» **WRITTEN INSTRUCTION 1**
According to the Easter sermon, how old is the oak tree in front of the church?

◇ ◇ ◇ ◇

Easter Sermon 2015

Sermon Title: EASTER SERMON 2015

Date:5th April 2015

Preacher: Rev’d Susanne Chambers

Church Calendar Date: Easter

Lectionary Reading: Acts 10:34-43, Psalm 118:1-2, 14-24, 1 Corinthians 15:19-26

So what is it about today, Easter Day which draws us to church, to follow Jesus in this story of resurrection?

Why have you come today?

Perhaps it’s a sense of duty, something that you always do. Maybe it’s a happy service with children and Easter eggs!

Maybe there is something about Jesus coming through death to life that you want, that you need because that’s not how it feels right now.

For whatever reason you have come today, as Jonathan asked us all on both Maundy Thursday and at the Good Friday services, have you come expectantly?

Are you expecting that God will speak to you? And if not why not?

Jesus story…is your story.

We are celebrating the Great Three days of the Christian year. Maundy Thursday, Good Friday and today Easter day.  Hopefully we have come expecting something to touch us as we entered the story of the Last Supper, that last meal Jesus had with his friends, in the act of washing feet for another, and then to sit in a darkened church to wait for the day when Jesus was taken away, tortured and died on a cross. On Good Friday you left stones at the foot of the cross whatever those stones represented for you and you touched the cross aware of Jesus suffering and death and your own suffering and the little deaths you go through in life.  And today the day of unexpected joy and in many ways also fear, that this Jesus actually overcame death ….and did this to help us live in truth and love.

It’s hard not to stay at Good Friday.

And many people find it hard to move through it to see any good news…any resurrection for themselves.

But it takes time and you could put on a cheery face but inside you feel just…flat…

But we hope. We have faith to believe that we will not stay there in that dark place.  For some it’s so very hard and I can only or you can only sit with them and be a companion in their darkness.be their hope.be their seed of hope.

On the front of your pew sheet is an acorn.

We have a wonderful big oak tree out the front of our church and this year lots and lots of acorns fell off the tree. The tree is over 100 years old and acorns depending on the type of oak tree only start producing acorns when they are about 20- 50 years old.

◇ ◇ ◇ ◇

» **WRITTEN INSTRUCTION 2**
From the records, reproduce unchanged the part that opens with the line containing "Text: Gather dimensional information on the" and closes with the line containing "Text: Locate two reference marks 41A at two", including both of those lines.

◇ ◇ ◇ ◇

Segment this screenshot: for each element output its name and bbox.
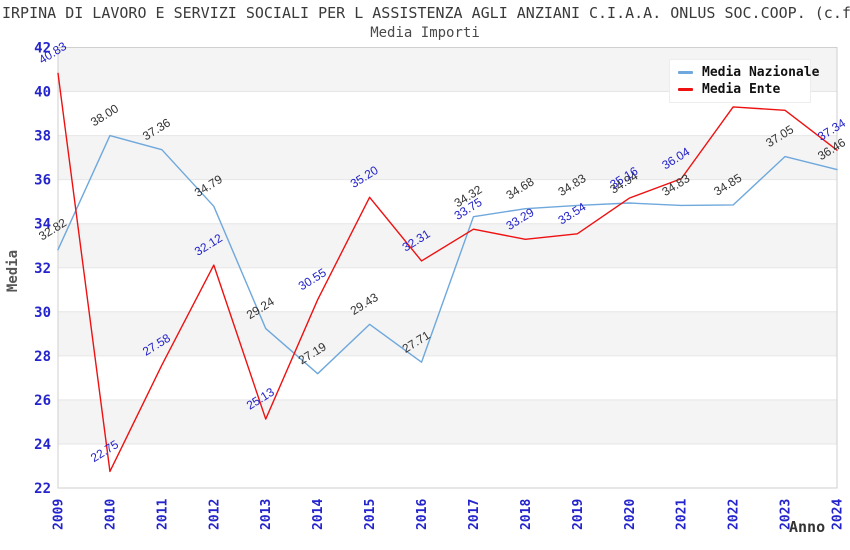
y-tick-label: 22 bbox=[34, 481, 51, 497]
grid-band bbox=[58, 311, 837, 356]
y-tick-label: 40 bbox=[34, 85, 51, 101]
x-axis-label: Anno bbox=[789, 518, 826, 536]
x-tick-label: 2022 bbox=[727, 499, 742, 530]
legend: Media Nazionale Media Ente bbox=[669, 59, 819, 103]
x-tick-label: 2019 bbox=[571, 499, 586, 530]
x-tick-label: 2023 bbox=[779, 499, 794, 530]
x-tick-label: 2020 bbox=[623, 499, 638, 530]
plot-border bbox=[57, 47, 838, 489]
legend-label-media-ente: Media Ente bbox=[702, 82, 781, 97]
y-tick-label: 26 bbox=[34, 393, 51, 409]
x-tick-label: 2012 bbox=[207, 499, 222, 530]
y-axis-label: Media bbox=[5, 249, 22, 293]
x-tick-label: 2021 bbox=[675, 499, 690, 530]
chart-subtitle: Media Importi bbox=[370, 25, 480, 41]
y-tick-label: 30 bbox=[34, 305, 51, 321]
y-tick-label: 36 bbox=[34, 173, 51, 189]
grid-band bbox=[58, 399, 837, 444]
x-tick-label: 2014 bbox=[311, 499, 326, 530]
x-axis-ticks: 2009 2010 2011 2012 2013 2014 2015 2016 2017 2018… bbox=[52, 499, 846, 530]
legend-item-media-nazionale: Media Nazionale bbox=[678, 64, 819, 81]
x-tick-label: 2024 bbox=[831, 499, 846, 530]
x-tick-label: 2018 bbox=[519, 499, 534, 530]
grid-band bbox=[58, 443, 837, 488]
grid-band bbox=[58, 135, 837, 180]
media-nazionale-line-swatch bbox=[678, 71, 693, 74]
x-tick-label: 2010 bbox=[103, 499, 118, 530]
x-tick-label: 2015 bbox=[363, 499, 378, 530]
chart-title: IRPINA DI LAVORO E SERVIZI SOCIALI PER L… bbox=[2, 4, 850, 22]
x-tick-label: 2009 bbox=[52, 499, 67, 530]
y-tick-label: 42 bbox=[34, 41, 51, 57]
y-axis-ticks: 22 24 26 28 30 32 34 36 38 40 42 bbox=[34, 41, 51, 498]
x-tick-label: 2017 bbox=[467, 499, 482, 530]
y-tick-label: 24 bbox=[34, 437, 51, 453]
media-nazionale-line bbox=[57, 134, 838, 375]
x-tick-label: 2011 bbox=[155, 499, 170, 530]
y-tick-label: 32 bbox=[34, 261, 51, 277]
legend-label-media-nazionale: Media Nazionale bbox=[702, 65, 820, 80]
grid-band bbox=[58, 355, 837, 400]
legend-item-media-ente: Media Ente bbox=[678, 81, 802, 98]
x-tick-label: 2013 bbox=[259, 499, 274, 530]
grid-band bbox=[58, 179, 837, 224]
y-tick-label: 38 bbox=[34, 129, 51, 145]
media-ente-line bbox=[57, 72, 838, 473]
media-ente-line-swatch bbox=[678, 88, 693, 91]
y-tick-label: 34 bbox=[34, 217, 51, 233]
y-tick-label: 28 bbox=[34, 349, 51, 365]
x-tick-label: 2016 bbox=[415, 499, 430, 530]
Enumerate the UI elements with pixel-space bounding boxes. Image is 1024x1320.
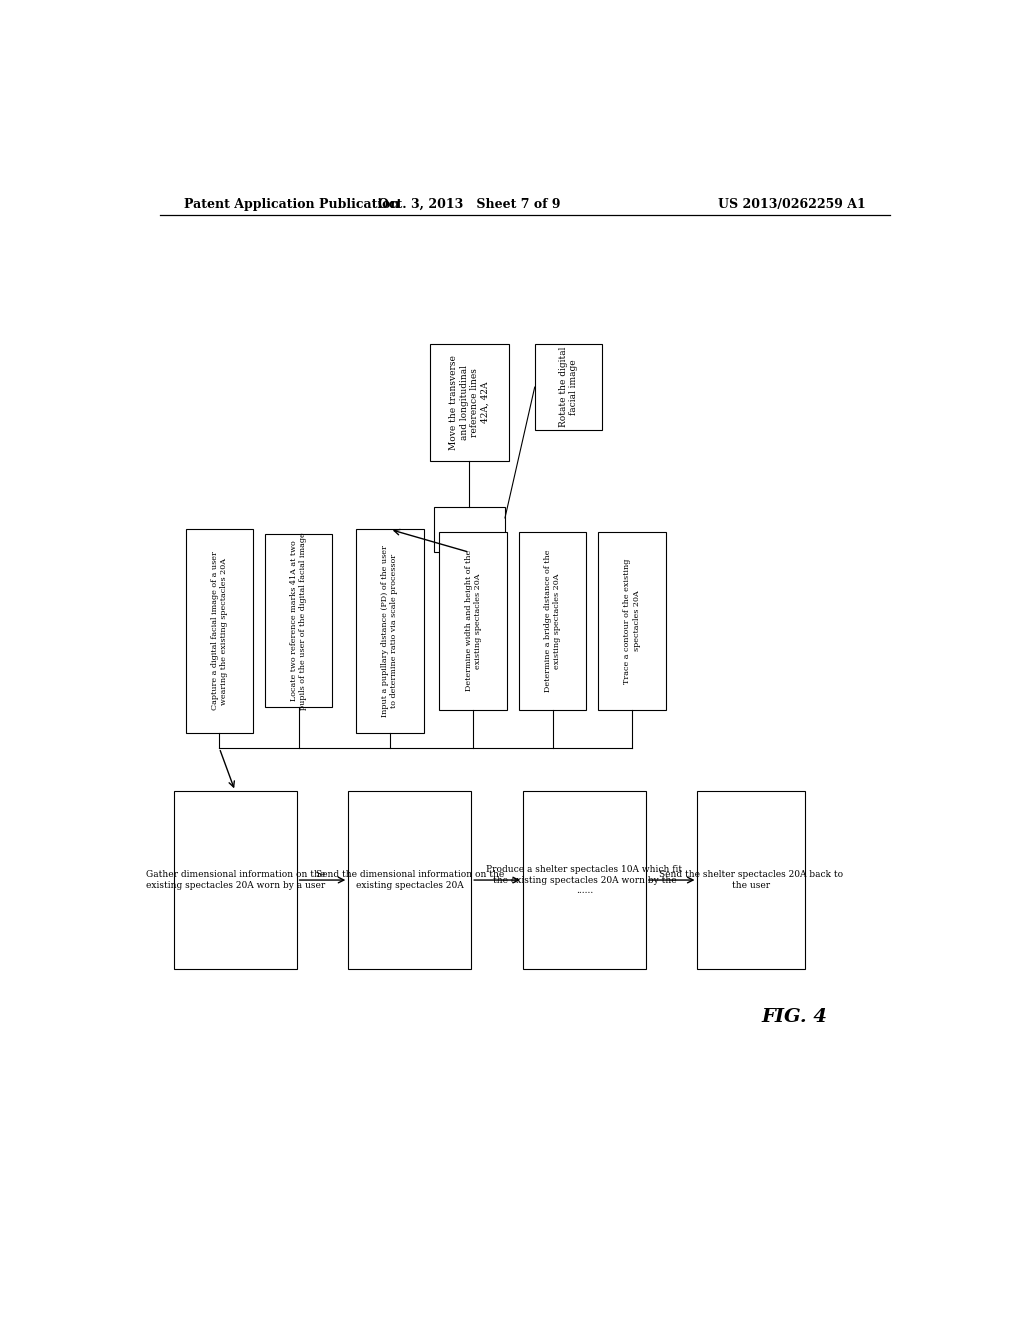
Text: Gather dimensional information on the
existing spectacles 20A worn by a user: Gather dimensional information on the ex…: [145, 870, 325, 890]
Bar: [697, 791, 805, 969]
Bar: [523, 791, 646, 969]
Text: Patent Application Publication: Patent Application Publication: [183, 198, 399, 211]
Text: Oct. 3, 2013   Sheet 7 of 9: Oct. 3, 2013 Sheet 7 of 9: [378, 198, 560, 211]
Bar: [535, 345, 602, 430]
Text: Trace a contour of the existing
spectacles 20A: Trace a contour of the existing spectacl…: [624, 558, 641, 684]
Text: Rotate the digital
facial image: Rotate the digital facial image: [559, 347, 579, 428]
Text: Send the dimensional information on the
existing spectacles 20A: Send the dimensional information on the …: [315, 870, 504, 890]
Text: Produce a shelter spectacles 10A which fit
the existing spectacles 20A worn by t: Produce a shelter spectacles 10A which f…: [486, 865, 682, 895]
Bar: [265, 535, 333, 708]
Text: Determine a bridge distance of the
existing spectacles 20A: Determine a bridge distance of the exist…: [544, 549, 561, 692]
Text: Send the shelter spectacles 20A back to
the user: Send the shelter spectacles 20A back to …: [658, 870, 843, 890]
Bar: [174, 791, 297, 969]
Bar: [598, 532, 666, 710]
Bar: [433, 507, 505, 552]
Bar: [439, 532, 507, 710]
Text: Locate two reference marks 41A at two
pupils of the user of the digital facial i: Locate two reference marks 41A at two pu…: [290, 532, 307, 710]
Bar: [430, 345, 509, 461]
Text: Move the transverse
and longitudinal
reference lines
42A, 42A: Move the transverse and longitudinal ref…: [450, 355, 489, 450]
Bar: [519, 532, 587, 710]
Text: Input a pupillary distance (PD) of the user
to determine ratio via scale process: Input a pupillary distance (PD) of the u…: [381, 545, 398, 717]
Bar: [356, 529, 424, 733]
Bar: [185, 529, 253, 733]
Text: US 2013/0262259 A1: US 2013/0262259 A1: [718, 198, 866, 211]
Text: Capture a digital facial image of a user
wearing the existing spectacles 20A: Capture a digital facial image of a user…: [211, 552, 228, 710]
Bar: [348, 791, 471, 969]
Text: FIG. 4: FIG. 4: [762, 1008, 827, 1026]
Text: Determine width and height of the
existing spectacles 20A: Determine width and height of the existi…: [465, 550, 482, 692]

◇ ◇ ◇ ◇

» **FULL ANSWER 1**
Over 100 years old.

» **FULL ANSWER 2**
Text: Gather dimensional information on the
existing spectacles 20A worn by a user: Gather dimensional information on the ex…: [145, 870, 325, 890]
Bar: [697, 791, 805, 969]
Bar: [523, 791, 646, 969]
Text: Patent Application Publication: Patent Application Publication: [183, 198, 399, 211]
Text: Oct. 3, 2013   Sheet 7 of 9: Oct. 3, 2013 Sheet 7 of 9: [378, 198, 560, 211]
Bar: [535, 345, 602, 430]
Text: Trace a contour of the existing
spectacles 20A: Trace a contour of the existing spectacl…: [624, 558, 641, 684]
Text: Rotate the digital
facial image: Rotate the digital facial image: [559, 347, 579, 428]
Text: Send the dimensional information on the
existing spectacles 20A: Send the dimensional information on the …: [315, 870, 504, 890]
Text: Produce a shelter spectacles 10A which fit
the existing spectacles 20A worn by t: Produce a shelter spectacles 10A which f…: [486, 865, 682, 895]
Bar: [265, 535, 333, 708]
Text: Determine a bridge distance of the
existing spectacles 20A: Determine a bridge distance of the exist…: [544, 549, 561, 692]
Text: Send the shelter spectacles 20A back to
the user: Send the shelter spectacles 20A back to …: [658, 870, 843, 890]
Bar: [174, 791, 297, 969]
Bar: [598, 532, 666, 710]
Bar: [433, 507, 505, 552]
Bar: [439, 532, 507, 710]
Text: Locate two reference marks 41A at two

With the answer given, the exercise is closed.